Your goal ▸ Each entry below is to be given again word for word, with no pictures.

Supplied information ▸
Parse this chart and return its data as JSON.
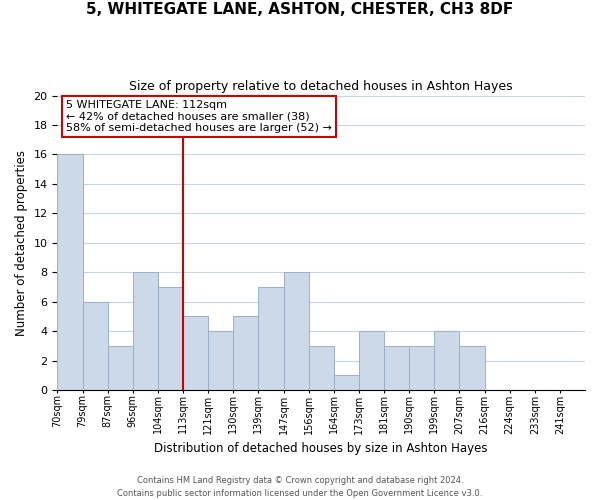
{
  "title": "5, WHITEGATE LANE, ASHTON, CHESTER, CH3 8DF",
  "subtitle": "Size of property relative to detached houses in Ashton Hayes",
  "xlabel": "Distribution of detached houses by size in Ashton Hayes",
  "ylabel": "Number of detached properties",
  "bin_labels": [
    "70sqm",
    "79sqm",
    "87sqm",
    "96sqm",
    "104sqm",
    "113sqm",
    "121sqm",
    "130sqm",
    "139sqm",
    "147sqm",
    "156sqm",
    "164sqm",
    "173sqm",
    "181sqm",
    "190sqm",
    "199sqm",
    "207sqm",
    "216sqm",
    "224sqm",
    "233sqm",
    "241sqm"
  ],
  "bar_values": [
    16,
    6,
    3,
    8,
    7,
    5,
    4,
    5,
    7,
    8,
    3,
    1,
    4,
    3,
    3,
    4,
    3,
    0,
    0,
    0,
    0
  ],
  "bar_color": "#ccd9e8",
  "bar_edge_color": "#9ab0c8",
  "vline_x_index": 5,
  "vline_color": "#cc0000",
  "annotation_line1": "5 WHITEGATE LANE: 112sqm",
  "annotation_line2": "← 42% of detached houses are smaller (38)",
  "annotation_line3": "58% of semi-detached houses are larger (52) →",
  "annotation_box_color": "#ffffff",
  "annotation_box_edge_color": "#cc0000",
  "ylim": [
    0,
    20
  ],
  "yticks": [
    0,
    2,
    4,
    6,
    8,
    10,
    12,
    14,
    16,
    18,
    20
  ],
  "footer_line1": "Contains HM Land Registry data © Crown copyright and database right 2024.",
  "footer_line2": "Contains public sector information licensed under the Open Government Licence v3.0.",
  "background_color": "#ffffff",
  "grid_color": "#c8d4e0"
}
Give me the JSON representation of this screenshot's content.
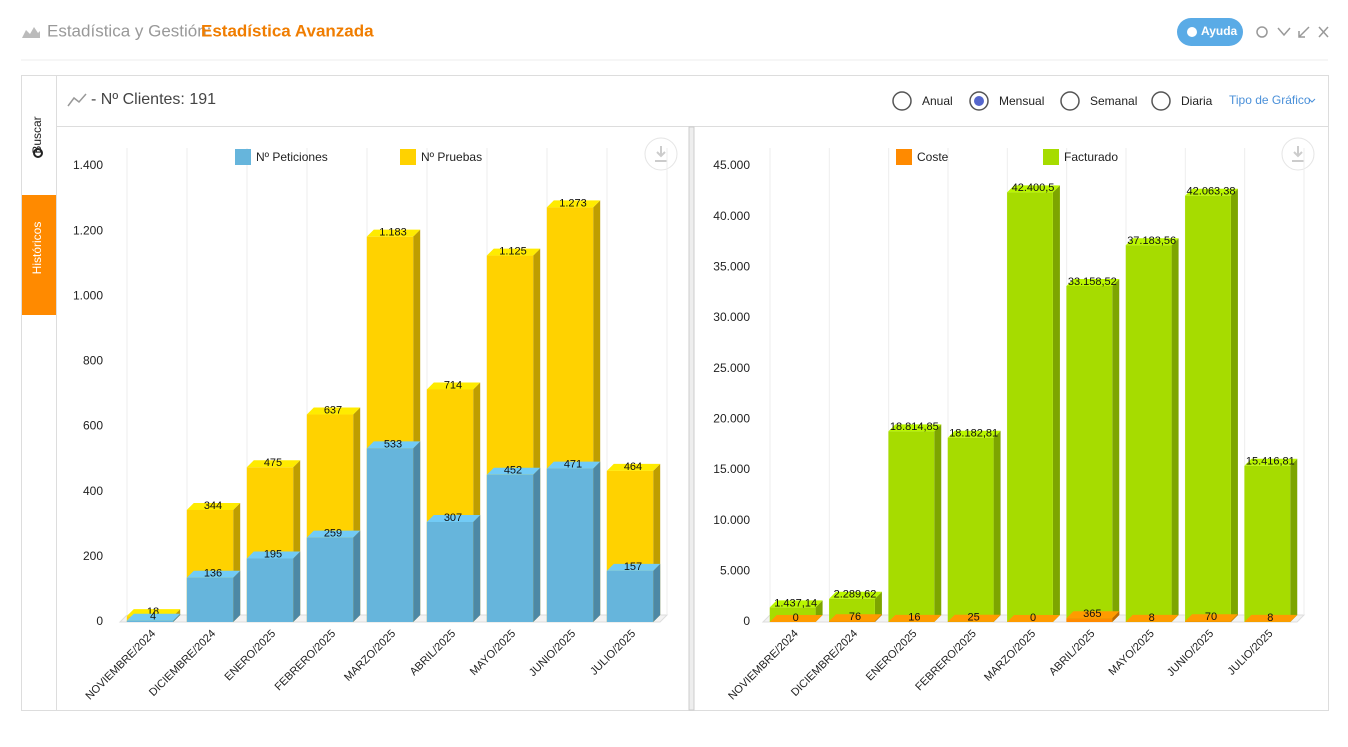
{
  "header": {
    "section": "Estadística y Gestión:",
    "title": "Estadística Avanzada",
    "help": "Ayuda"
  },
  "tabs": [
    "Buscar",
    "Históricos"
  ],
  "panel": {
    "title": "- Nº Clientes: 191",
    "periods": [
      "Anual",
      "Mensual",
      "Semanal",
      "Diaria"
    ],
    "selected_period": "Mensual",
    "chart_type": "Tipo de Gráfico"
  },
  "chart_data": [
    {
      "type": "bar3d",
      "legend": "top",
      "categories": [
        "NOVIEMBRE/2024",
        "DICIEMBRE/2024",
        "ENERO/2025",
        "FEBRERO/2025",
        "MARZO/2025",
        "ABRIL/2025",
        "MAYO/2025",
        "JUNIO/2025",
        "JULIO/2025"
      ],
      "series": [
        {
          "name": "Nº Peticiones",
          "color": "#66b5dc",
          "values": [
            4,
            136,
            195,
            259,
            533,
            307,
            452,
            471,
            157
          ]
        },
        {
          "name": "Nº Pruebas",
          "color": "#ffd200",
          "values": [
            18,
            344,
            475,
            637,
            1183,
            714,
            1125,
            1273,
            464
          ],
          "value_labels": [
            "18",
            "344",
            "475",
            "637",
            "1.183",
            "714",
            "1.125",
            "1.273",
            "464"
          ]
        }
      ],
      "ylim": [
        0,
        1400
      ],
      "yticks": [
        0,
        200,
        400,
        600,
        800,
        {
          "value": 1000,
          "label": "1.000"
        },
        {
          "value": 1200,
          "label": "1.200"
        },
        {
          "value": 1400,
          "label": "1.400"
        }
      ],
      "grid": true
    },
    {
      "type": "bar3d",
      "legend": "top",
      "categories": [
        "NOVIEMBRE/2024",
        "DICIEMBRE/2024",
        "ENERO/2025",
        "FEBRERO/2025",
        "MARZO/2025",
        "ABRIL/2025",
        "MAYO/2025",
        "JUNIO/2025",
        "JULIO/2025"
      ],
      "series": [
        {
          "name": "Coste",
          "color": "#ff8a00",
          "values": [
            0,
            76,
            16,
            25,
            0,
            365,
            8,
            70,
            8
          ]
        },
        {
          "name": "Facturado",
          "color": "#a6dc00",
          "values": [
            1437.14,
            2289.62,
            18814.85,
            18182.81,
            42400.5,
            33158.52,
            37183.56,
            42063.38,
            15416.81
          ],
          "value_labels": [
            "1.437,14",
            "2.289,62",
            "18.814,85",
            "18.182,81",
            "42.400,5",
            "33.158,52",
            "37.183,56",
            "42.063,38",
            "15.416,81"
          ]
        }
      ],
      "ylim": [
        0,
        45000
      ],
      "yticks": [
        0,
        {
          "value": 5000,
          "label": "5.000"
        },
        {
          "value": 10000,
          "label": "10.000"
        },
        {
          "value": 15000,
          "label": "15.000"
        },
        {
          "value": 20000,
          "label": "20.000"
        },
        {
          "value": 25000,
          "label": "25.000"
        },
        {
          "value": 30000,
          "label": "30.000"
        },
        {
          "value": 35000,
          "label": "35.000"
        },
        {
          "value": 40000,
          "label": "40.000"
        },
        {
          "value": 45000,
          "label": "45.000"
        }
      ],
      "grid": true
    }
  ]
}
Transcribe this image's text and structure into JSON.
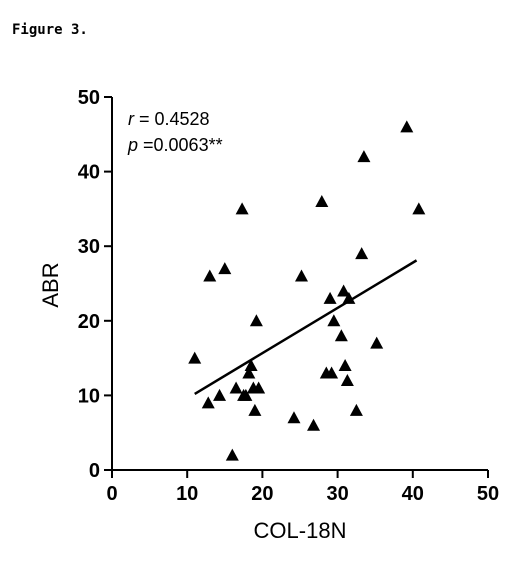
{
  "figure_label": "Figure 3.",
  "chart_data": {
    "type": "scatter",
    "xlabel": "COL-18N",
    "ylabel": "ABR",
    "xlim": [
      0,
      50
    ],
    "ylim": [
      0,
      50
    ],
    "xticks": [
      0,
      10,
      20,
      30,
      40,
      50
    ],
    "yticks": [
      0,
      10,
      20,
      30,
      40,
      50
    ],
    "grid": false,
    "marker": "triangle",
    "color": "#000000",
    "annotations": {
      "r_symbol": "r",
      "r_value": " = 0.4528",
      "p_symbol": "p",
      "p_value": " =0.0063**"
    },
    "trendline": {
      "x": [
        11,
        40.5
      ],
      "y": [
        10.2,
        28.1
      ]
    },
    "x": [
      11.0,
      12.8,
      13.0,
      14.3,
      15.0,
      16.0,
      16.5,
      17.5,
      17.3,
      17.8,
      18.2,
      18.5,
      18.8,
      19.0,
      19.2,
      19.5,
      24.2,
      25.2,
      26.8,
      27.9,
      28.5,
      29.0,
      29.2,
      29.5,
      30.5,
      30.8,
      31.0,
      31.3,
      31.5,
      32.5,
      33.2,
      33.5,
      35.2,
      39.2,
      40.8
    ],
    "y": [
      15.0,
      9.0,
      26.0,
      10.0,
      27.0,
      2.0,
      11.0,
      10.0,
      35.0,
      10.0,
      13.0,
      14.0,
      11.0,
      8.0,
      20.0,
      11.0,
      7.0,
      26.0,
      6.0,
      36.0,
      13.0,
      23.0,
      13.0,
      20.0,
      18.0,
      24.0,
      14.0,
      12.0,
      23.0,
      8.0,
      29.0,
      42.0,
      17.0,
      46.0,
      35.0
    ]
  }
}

Response ▸
Parse this chart and return its data as JSON.
{
  "title": "5, WHITEGATE LANE, ASHTON, CHESTER, CH3 8DF",
  "subtitle": "Size of property relative to detached houses in Ashton Hayes",
  "xlabel": "Distribution of detached houses by size in Ashton Hayes",
  "ylabel": "Number of detached properties",
  "bin_labels": [
    "70sqm",
    "79sqm",
    "87sqm",
    "96sqm",
    "104sqm",
    "113sqm",
    "121sqm",
    "130sqm",
    "139sqm",
    "147sqm",
    "156sqm",
    "164sqm",
    "173sqm",
    "181sqm",
    "190sqm",
    "199sqm",
    "207sqm",
    "216sqm",
    "224sqm",
    "233sqm",
    "241sqm"
  ],
  "bar_values": [
    16,
    6,
    3,
    8,
    7,
    5,
    4,
    5,
    7,
    8,
    3,
    1,
    4,
    3,
    3,
    4,
    3,
    0,
    0,
    0,
    0
  ],
  "bar_color": "#ccd9e8",
  "bar_edge_color": "#9ab0c8",
  "vline_x_index": 5,
  "vline_color": "#cc0000",
  "annotation_line1": "5 WHITEGATE LANE: 112sqm",
  "annotation_line2": "← 42% of detached houses are smaller (38)",
  "annotation_line3": "58% of semi-detached houses are larger (52) →",
  "annotation_box_color": "#ffffff",
  "annotation_box_edge_color": "#cc0000",
  "ylim": [
    0,
    20
  ],
  "yticks": [
    0,
    2,
    4,
    6,
    8,
    10,
    12,
    14,
    16,
    18,
    20
  ],
  "footer_line1": "Contains HM Land Registry data © Crown copyright and database right 2024.",
  "footer_line2": "Contains public sector information licensed under the Open Government Licence v3.0.",
  "background_color": "#ffffff",
  "grid_color": "#c8d4e0"
}
Give me the JSON representation of this screenshot's content.
{
  "header": {
    "section": "Estadística y Gestión:",
    "title": "Estadística Avanzada",
    "help": "Ayuda"
  },
  "tabs": [
    "Buscar",
    "Históricos"
  ],
  "panel": {
    "title": "- Nº Clientes: 191",
    "periods": [
      "Anual",
      "Mensual",
      "Semanal",
      "Diaria"
    ],
    "selected_period": "Mensual",
    "chart_type": "Tipo de Gráfico"
  },
  "chart_data": [
    {
      "type": "bar3d",
      "legend": "top",
      "categories": [
        "NOVIEMBRE/2024",
        "DICIEMBRE/2024",
        "ENERO/2025",
        "FEBRERO/2025",
        "MARZO/2025",
        "ABRIL/2025",
        "MAYO/2025",
        "JUNIO/2025",
        "JULIO/2025"
      ],
      "series": [
        {
          "name": "Nº Peticiones",
          "color": "#66b5dc",
          "values": [
            4,
            136,
            195,
            259,
            533,
            307,
            452,
            471,
            157
          ]
        },
        {
          "name": "Nº Pruebas",
          "color": "#ffd200",
          "values": [
            18,
            344,
            475,
            637,
            1183,
            714,
            1125,
            1273,
            464
          ],
          "value_labels": [
            "18",
            "344",
            "475",
            "637",
            "1.183",
            "714",
            "1.125",
            "1.273",
            "464"
          ]
        }
      ],
      "ylim": [
        0,
        1400
      ],
      "yticks": [
        0,
        200,
        400,
        600,
        800,
        {
          "value": 1000,
          "label": "1.000"
        },
        {
          "value": 1200,
          "label": "1.200"
        },
        {
          "value": 1400,
          "label": "1.400"
        }
      ],
      "grid": true
    },
    {
      "type": "bar3d",
      "legend": "top",
      "categories": [
        "NOVIEMBRE/2024",
        "DICIEMBRE/2024",
        "ENERO/2025",
        "FEBRERO/2025",
        "MARZO/2025",
        "ABRIL/2025",
        "MAYO/2025",
        "JUNIO/2025",
        "JULIO/2025"
      ],
      "series": [
        {
          "name": "Coste",
          "color": "#ff8a00",
          "values": [
            0,
            76,
            16,
            25,
            0,
            365,
            8,
            70,
            8
          ]
        },
        {
          "name": "Facturado",
          "color": "#a6dc00",
          "values": [
            1437.14,
            2289.62,
            18814.85,
            18182.81,
            42400.5,
            33158.52,
            37183.56,
            42063.38,
            15416.81
          ],
          "value_labels": [
            "1.437,14",
            "2.289,62",
            "18.814,85",
            "18.182,81",
            "42.400,5",
            "33.158,52",
            "37.183,56",
            "42.063,38",
            "15.416,81"
          ]
        }
      ],
      "ylim": [
        0,
        45000
      ],
      "yticks": [
        0,
        {
          "value": 5000,
          "label": "5.000"
        },
        {
          "value": 10000,
          "label": "10.000"
        },
        {
          "value": 15000,
          "label": "15.000"
        },
        {
          "value": 20000,
          "label": "20.000"
        },
        {
          "value": 25000,
          "label": "25.000"
        },
        {
          "value": 30000,
          "label": "30.000"
        },
        {
          "value": 35000,
          "label": "35.000"
        },
        {
          "value": 40000,
          "label": "40.000"
        },
        {
          "value": 45000,
          "label": "45.000"
        }
      ],
      "grid": true
    }
  ]
}
Transcribe this image's text and structure into JSON.
{
  "figure_label": "Figure 3.",
  "chart_data": {
    "type": "scatter",
    "xlabel": "COL-18N",
    "ylabel": "ABR",
    "xlim": [
      0,
      50
    ],
    "ylim": [
      0,
      50
    ],
    "xticks": [
      0,
      10,
      20,
      30,
      40,
      50
    ],
    "yticks": [
      0,
      10,
      20,
      30,
      40,
      50
    ],
    "grid": false,
    "marker": "triangle",
    "color": "#000000",
    "annotations": {
      "r_symbol": "r",
      "r_value": " = 0.4528",
      "p_symbol": "p",
      "p_value": " =0.0063**"
    },
    "trendline": {
      "x": [
        11,
        40.5
      ],
      "y": [
        10.2,
        28.1
      ]
    },
    "x": [
      11.0,
      12.8,
      13.0,
      14.3,
      15.0,
      16.0,
      16.5,
      17.5,
      17.3,
      17.8,
      18.2,
      18.5,
      18.8,
      19.0,
      19.2,
      19.5,
      24.2,
      25.2,
      26.8,
      27.9,
      28.5,
      29.0,
      29.2,
      29.5,
      30.5,
      30.8,
      31.0,
      31.3,
      31.5,
      32.5,
      33.2,
      33.5,
      35.2,
      39.2,
      40.8
    ],
    "y": [
      15.0,
      9.0,
      26.0,
      10.0,
      27.0,
      2.0,
      11.0,
      10.0,
      35.0,
      10.0,
      13.0,
      14.0,
      11.0,
      8.0,
      20.0,
      11.0,
      7.0,
      26.0,
      6.0,
      36.0,
      13.0,
      23.0,
      13.0,
      20.0,
      18.0,
      24.0,
      14.0,
      12.0,
      23.0,
      8.0,
      29.0,
      42.0,
      17.0,
      46.0,
      35.0
    ]
  }
}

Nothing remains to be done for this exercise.